» Work instructions
Without the pictures, return each record as it appears.

A block of data
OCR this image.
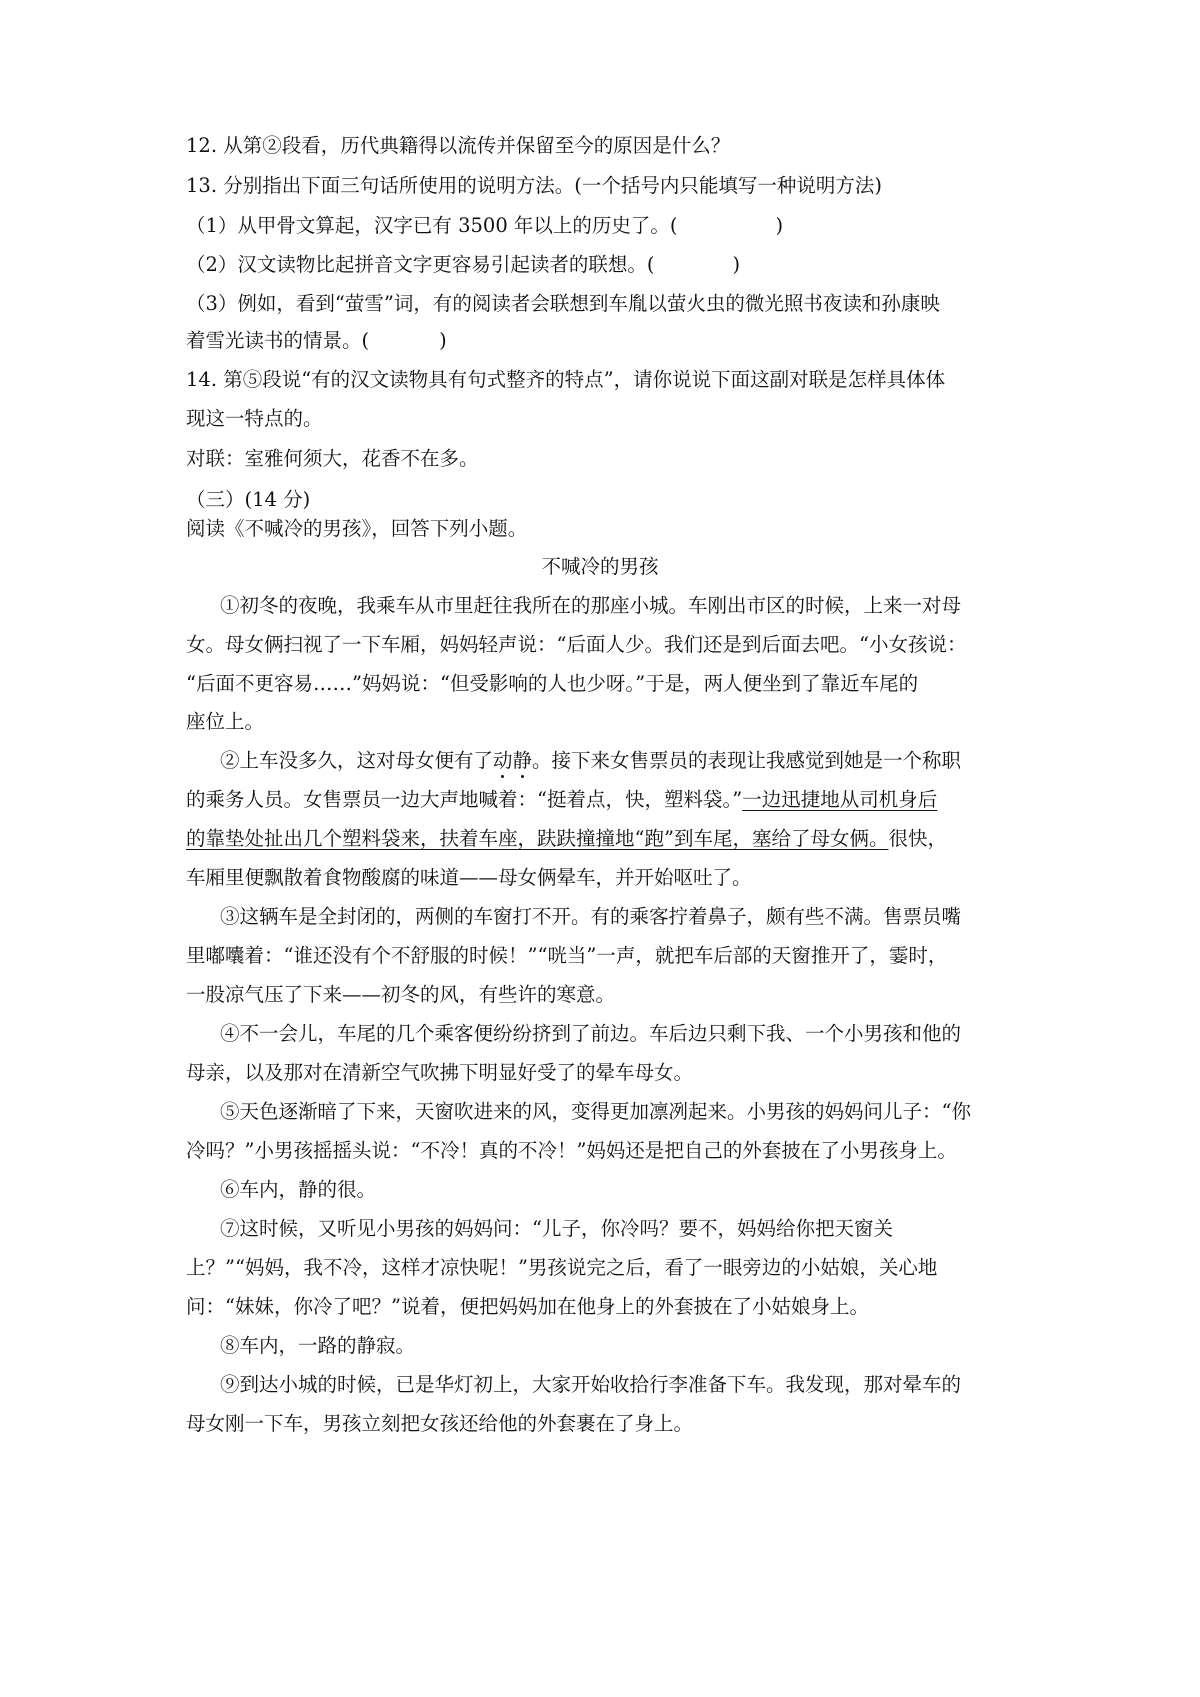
12. 从第②段看，历代典籍得以流传并保留至今的原因是什么？
13. 分别指出下面三句话所使用的说明方法。(一个括号内只能填写一种说明方法)
（1）从甲骨文算起，汉字已有 3500 年以上的历史了。(	)
（2）汉文读物比起拼音文字更容易引起读者的联想。(	)
（3）例如，看到“萤雪”词，有的阅读者会联想到车胤以萤火虫的微光照书夜读和孙康映
着雪光读书的情景。(	)
14. 第⑤段说“有的汉文读物具有句式整齐的特点”，请你说说下面这副对联是怎样具体体
现这一特点的。
对联：室雅何须大，花香不在多。
（三）(14 分)
阅读《不喊冷的男孩》，回答下列小题。
不喊冷的男孩
①初冬的夜晚，我乘车从市里赶往我所在的那座小城。车刚出市区的时候，上来一对母
女。母女俩扫视了一下车厢，妈妈轻声说：“后面人少。我们还是到后面去吧。“小女孩说：
“后面不更容易……”妈妈说：“但受影响的人也少呀。”于是，两人便坐到了靠近车尾的
座位上。
②上车没多久，这对母女便有了动静。接下来女售票员的表现让我感觉到她是一个称职
的乘务人员。女售票员一边大声地喊着：“挺着点，快，塑料袋。”一边迅捷地从司机身后
的靠垫处扯出几个塑料袋来，扶着车座，趺趺撞撞地“跑”到车尾，塞给了母女俩。很快，
车厢里便飘散着食物酸腐的味道——母女俩晕车，并开始呕吐了。
③这辆车是全封闭的，两侧的车窗打不开。有的乘客拧着鼻子，颇有些不满。售票员嘴
里嘟囔着：“谁还没有个不舒服的时候！”“咣当”一声，就把车后部的天窗推开了，霎时，
一股凉气压了下来——初冬的风，有些许的寒意。
④不一会儿，车尾的几个乘客便纷纷挤到了前边。车后边只剩下我、一个小男孩和他的
母亲，以及那对在清新空气吹拂下明显好受了的晕车母女。
⑤天色逐渐暗了下来，天窗吹进来的风，变得更加凛冽起来。小男孩的妈妈问儿子：“你
冷吗？”小男孩摇摇头说：“不冷！真的不冷！”妈妈还是把自己的外套披在了小男孩身上。
⑥车内，静的很。
⑦这时候，又听见小男孩的妈妈问：“儿子，你冷吗？要不，妈妈给你把天窗关
上？”“妈妈，我不冷，这样才凉快呢！”男孩说完之后，看了一眼旁边的小姑娘，关心地
问：“妹妹，你冷了吧？”说着，便把妈妈加在他身上的外套披在了小姑娘身上。
⑧车内，一路的静寂。
⑨到达小城的时候，已是华灯初上，大家开始收拾行李准备下车。我发现，那对晕车的
母女刚一下车，男孩立刻把女孩还给他的外套裹在了身上。
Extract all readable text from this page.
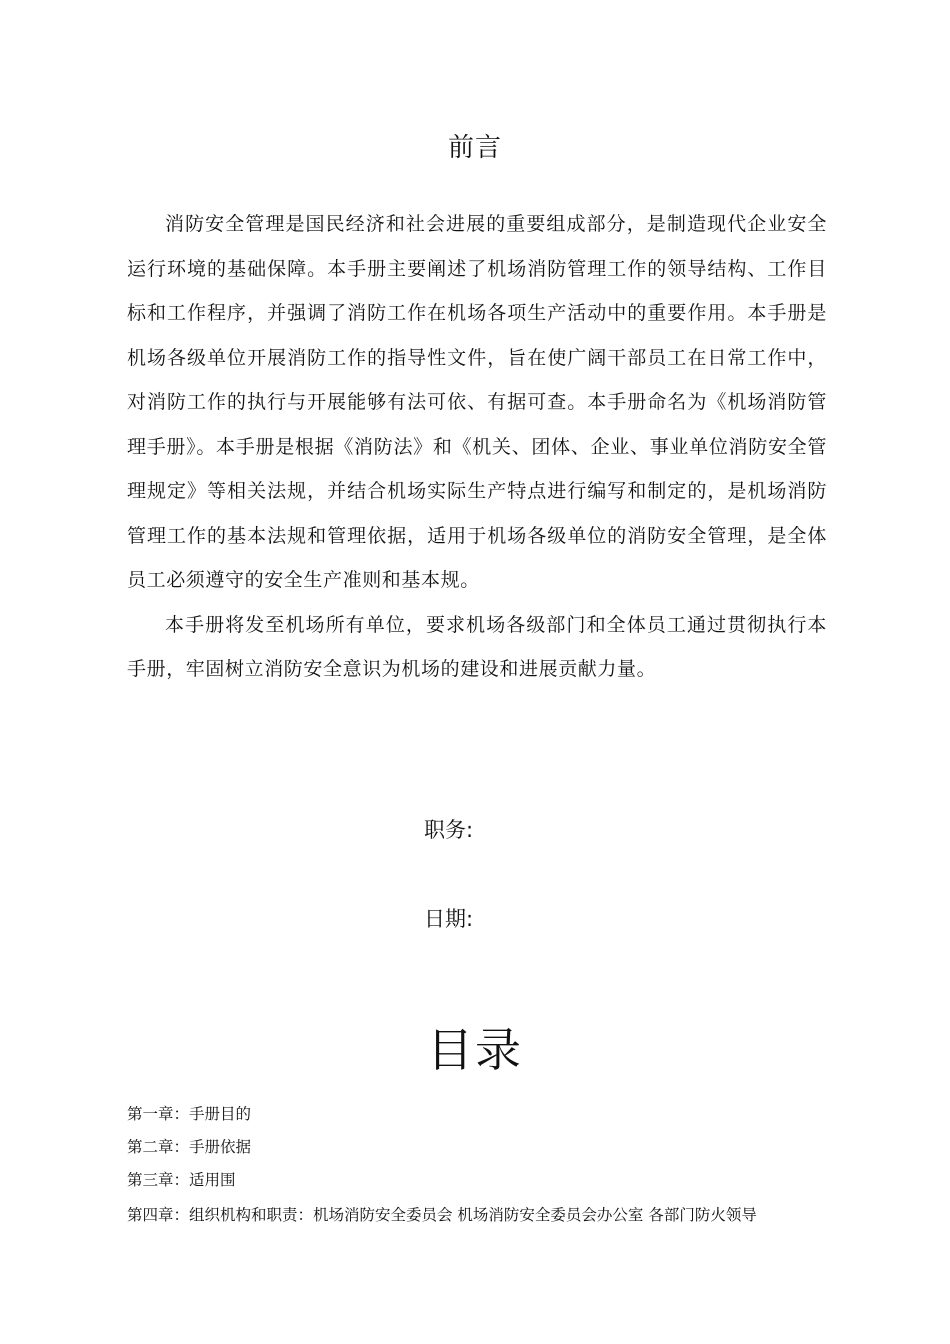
前言

消防安全管理是国民经济和社会进展的重要组成部分，是制造现代企业安全运行环境的基础保障。本手册主要阐述了机场消防管理工作的领导结构、工作目标和工作程序，并强调了消防工作在机场各项生产活动中的重要作用。本手册是机场各级单位开展消防工作的指导性文件，旨在使广阔干部员工在日常工作中，对消防工作的执行与开展能够有法可依、有据可查。本手册命名为《机场消防管理手册》。本手册是根据《消防法》和《机关、团体、企业、事业单位消防安全管理规定》等相关法规，并结合机场实际生产特点进行编写和制定的，是机场消防管理工作的基本法规和管理依据，适用于机场各级单位的消防安全管理，是全体员工必须遵守的安全生产准则和基本规。

本手册将发至机场所有单位，要求机场各级部门和全体员工通过贯彻执行本手册，牢固树立消防安全意识为机场的建设和进展贡献力量。

职务:
日期:
目录
第一章：手册目的
第二章：手册依据
第三章：适用围
第四章：组织机构和职责：机场消防安全委员会 机场消防安全委员会办公室 各部门防火领导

» Full output
OCR this image.
12. 从第②段看，历代典籍得以流传并保留至今的原因是什么？
13. 分别指出下面三句话所使用的说明方法。(一个括号内只能填写一种说明方法)
（1）从甲骨文算起，汉字已有 3500 年以上的历史了。(	)
（2）汉文读物比起拼音文字更容易引起读者的联想。(	)
（3）例如，看到“萤雪”词，有的阅读者会联想到车胤以萤火虫的微光照书夜读和孙康映
着雪光读书的情景。(	)
14. 第⑤段说“有的汉文读物具有句式整齐的特点”，请你说说下面这副对联是怎样具体体
现这一特点的。
对联：室雅何须大，花香不在多。
（三）(14 分)
阅读《不喊冷的男孩》，回答下列小题。
不喊冷的男孩
①初冬的夜晚，我乘车从市里赶往我所在的那座小城。车刚出市区的时候，上来一对母
女。母女俩扫视了一下车厢，妈妈轻声说：“后面人少。我们还是到后面去吧。“小女孩说：
“后面不更容易……”妈妈说：“但受影响的人也少呀。”于是，两人便坐到了靠近车尾的
座位上。
②上车没多久，这对母女便有了动静。接下来女售票员的表现让我感觉到她是一个称职
的乘务人员。女售票员一边大声地喊着：“挺着点，快，塑料袋。”一边迅捷地从司机身后
的靠垫处扯出几个塑料袋来，扶着车座，趺趺撞撞地“跑”到车尾，塞给了母女俩。很快，
车厢里便飘散着食物酸腐的味道——母女俩晕车，并开始呕吐了。
③这辆车是全封闭的，两侧的车窗打不开。有的乘客拧着鼻子，颇有些不满。售票员嘴
里嘟囔着：“谁还没有个不舒服的时候！”“咣当”一声，就把车后部的天窗推开了，霎时，
一股凉气压了下来——初冬的风，有些许的寒意。
④不一会儿，车尾的几个乘客便纷纷挤到了前边。车后边只剩下我、一个小男孩和他的
母亲，以及那对在清新空气吹拂下明显好受了的晕车母女。
⑤天色逐渐暗了下来，天窗吹进来的风，变得更加凛冽起来。小男孩的妈妈问儿子：“你
冷吗？”小男孩摇摇头说：“不冷！真的不冷！”妈妈还是把自己的外套披在了小男孩身上。
⑥车内，静的很。
⑦这时候，又听见小男孩的妈妈问：“儿子，你冷吗？要不，妈妈给你把天窗关
上？”“妈妈，我不冷，这样才凉快呢！”男孩说完之后，看了一眼旁边的小姑娘，关心地
问：“妹妹，你冷了吧？”说着，便把妈妈加在他身上的外套披在了小姑娘身上。
⑧车内，一路的静寂。
⑨到达小城的时候，已是华灯初上，大家开始收拾行李准备下车。我发现，那对晕车的
母女刚一下车，男孩立刻把女孩还给他的外套裹在了身上。
Extract all readable text from this page.
前言

消防安全管理是国民经济和社会进展的重要组成部分，是制造现代企业安全运行环境的基础保障。本手册主要阐述了机场消防管理工作的领导结构、工作目标和工作程序，并强调了消防工作在机场各项生产活动中的重要作用。本手册是机场各级单位开展消防工作的指导性文件，旨在使广阔干部员工在日常工作中，对消防工作的执行与开展能够有法可依、有据可查。本手册命名为《机场消防管理手册》。本手册是根据《消防法》和《机关、团体、企业、事业单位消防安全管理规定》等相关法规，并结合机场实际生产特点进行编写和制定的，是机场消防管理工作的基本法规和管理依据，适用于机场各级单位的消防安全管理，是全体员工必须遵守的安全生产准则和基本规。

本手册将发至机场所有单位，要求机场各级部门和全体员工通过贯彻执行本手册，牢固树立消防安全意识为机场的建设和进展贡献力量。

职务:
日期:
目录
第一章：手册目的
第二章：手册依据
第三章：适用围
第四章：组织机构和职责：机场消防安全委员会 机场消防安全委员会办公室 各部门防火领导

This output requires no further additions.